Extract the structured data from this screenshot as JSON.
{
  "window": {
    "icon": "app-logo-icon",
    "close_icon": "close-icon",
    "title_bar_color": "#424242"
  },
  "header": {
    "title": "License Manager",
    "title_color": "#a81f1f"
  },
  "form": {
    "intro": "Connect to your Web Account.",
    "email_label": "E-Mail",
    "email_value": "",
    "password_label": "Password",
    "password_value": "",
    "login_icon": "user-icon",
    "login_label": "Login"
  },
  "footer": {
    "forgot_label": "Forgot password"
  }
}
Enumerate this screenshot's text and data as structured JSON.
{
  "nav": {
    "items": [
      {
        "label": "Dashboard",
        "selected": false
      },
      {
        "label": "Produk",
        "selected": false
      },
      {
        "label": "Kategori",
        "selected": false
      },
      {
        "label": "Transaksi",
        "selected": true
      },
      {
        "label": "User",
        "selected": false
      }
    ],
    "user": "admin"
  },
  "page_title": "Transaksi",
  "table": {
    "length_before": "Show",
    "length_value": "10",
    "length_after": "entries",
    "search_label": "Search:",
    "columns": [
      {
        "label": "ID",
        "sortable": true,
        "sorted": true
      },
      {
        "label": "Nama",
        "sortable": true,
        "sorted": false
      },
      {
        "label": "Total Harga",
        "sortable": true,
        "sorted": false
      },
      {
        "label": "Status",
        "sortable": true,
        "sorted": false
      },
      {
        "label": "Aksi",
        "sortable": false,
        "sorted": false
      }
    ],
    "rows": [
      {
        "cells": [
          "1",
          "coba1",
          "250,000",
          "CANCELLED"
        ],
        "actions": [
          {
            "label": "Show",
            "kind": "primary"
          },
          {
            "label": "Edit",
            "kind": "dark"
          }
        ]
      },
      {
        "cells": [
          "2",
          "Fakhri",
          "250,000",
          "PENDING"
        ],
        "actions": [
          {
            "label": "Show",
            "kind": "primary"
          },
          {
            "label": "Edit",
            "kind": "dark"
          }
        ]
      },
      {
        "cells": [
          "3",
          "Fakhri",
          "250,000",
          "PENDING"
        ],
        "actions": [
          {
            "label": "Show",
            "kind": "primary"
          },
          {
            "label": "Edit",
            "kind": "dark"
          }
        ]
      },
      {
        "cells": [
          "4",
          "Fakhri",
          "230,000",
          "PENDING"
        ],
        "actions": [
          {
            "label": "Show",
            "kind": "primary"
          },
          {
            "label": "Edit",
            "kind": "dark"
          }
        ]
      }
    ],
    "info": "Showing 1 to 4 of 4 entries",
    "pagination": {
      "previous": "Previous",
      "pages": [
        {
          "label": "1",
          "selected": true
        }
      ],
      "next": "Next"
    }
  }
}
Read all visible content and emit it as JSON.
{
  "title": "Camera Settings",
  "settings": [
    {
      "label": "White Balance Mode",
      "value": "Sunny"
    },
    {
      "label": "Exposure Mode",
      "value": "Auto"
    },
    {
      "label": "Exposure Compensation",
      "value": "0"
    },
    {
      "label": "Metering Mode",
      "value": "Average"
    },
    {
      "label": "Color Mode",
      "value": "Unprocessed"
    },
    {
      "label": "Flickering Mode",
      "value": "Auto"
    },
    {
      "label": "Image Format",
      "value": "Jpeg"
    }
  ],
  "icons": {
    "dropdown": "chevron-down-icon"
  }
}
· · · ·
» **What you should do**: Copy out each record from above, exactly.

» **Task response**:
Extract the structured data from this screenshot as JSON.
{
  "window": {
    "icon": "app-logo-icon",
    "close_icon": "close-icon",
    "title_bar_color": "#424242"
  },
  "header": {
    "title": "License Manager",
    "title_color": "#a81f1f"
  },
  "form": {
    "intro": "Connect to your Web Account.",
    "email_label": "E-Mail",
    "email_value": "",
    "password_label": "Password",
    "password_value": "",
    "login_icon": "user-icon",
    "login_label": "Login"
  },
  "footer": {
    "forgot_label": "Forgot password"
  }
}
Enumerate this screenshot's text and data as structured JSON.
{
  "nav": {
    "items": [
      {
        "label": "Dashboard",
        "selected": false
      },
      {
        "label": "Produk",
        "selected": false
      },
      {
        "label": "Kategori",
        "selected": false
      },
      {
        "label": "Transaksi",
        "selected": true
      },
      {
        "label": "User",
        "selected": false
      }
    ],
    "user": "admin"
  },
  "page_title": "Transaksi",
  "table": {
    "length_before": "Show",
    "length_value": "10",
    "length_after": "entries",
    "search_label": "Search:",
    "columns": [
      {
        "label": "ID",
        "sortable": true,
        "sorted": true
      },
      {
        "label": "Nama",
        "sortable": true,
        "sorted": false
      },
      {
        "label": "Total Harga",
        "sortable": true,
        "sorted": false
      },
      {
        "label": "Status",
        "sortable": true,
        "sorted": false
      },
      {
        "label": "Aksi",
        "sortable": false,
        "sorted": false
      }
    ],
    "rows": [
      {
        "cells": [
          "1",
          "coba1",
          "250,000",
          "CANCELLED"
        ],
        "actions": [
          {
            "label": "Show",
            "kind": "primary"
          },
          {
            "label": "Edit",
            "kind": "dark"
          }
        ]
      },
      {
        "cells": [
          "2",
          "Fakhri",
          "250,000",
          "PENDING"
        ],
        "actions": [
          {
            "label": "Show",
            "kind": "primary"
          },
          {
            "label": "Edit",
            "kind": "dark"
          }
        ]
      },
      {
        "cells": [
          "3",
          "Fakhri",
          "250,000",
          "PENDING"
        ],
        "actions": [
          {
            "label": "Show",
            "kind": "primary"
          },
          {
            "label": "Edit",
            "kind": "dark"
          }
        ]
      },
      {
        "cells": [
          "4",
          "Fakhri",
          "230,000",
          "PENDING"
        ],
        "actions": [
          {
            "label": "Show",
            "kind": "primary"
          },
          {
            "label": "Edit",
            "kind": "dark"
          }
        ]
      }
    ],
    "info": "Showing 1 to 4 of 4 entries",
    "pagination": {
      "previous": "Previous",
      "pages": [
        {
          "label": "1",
          "selected": true
        }
      ],
      "next": "Next"
    }
  }
}
Read all visible content and emit it as JSON.
{
  "title": "Camera Settings",
  "settings": [
    {
      "label": "White Balance Mode",
      "value": "Sunny"
    },
    {
      "label": "Exposure Mode",
      "value": "Auto"
    },
    {
      "label": "Exposure Compensation",
      "value": "0"
    },
    {
      "label": "Metering Mode",
      "value": "Average"
    },
    {
      "label": "Color Mode",
      "value": "Unprocessed"
    },
    {
      "label": "Flickering Mode",
      "value": "Auto"
    },
    {
      "label": "Image Format",
      "value": "Jpeg"
    }
  ],
  "icons": {
    "dropdown": "chevron-down-icon"
  }
}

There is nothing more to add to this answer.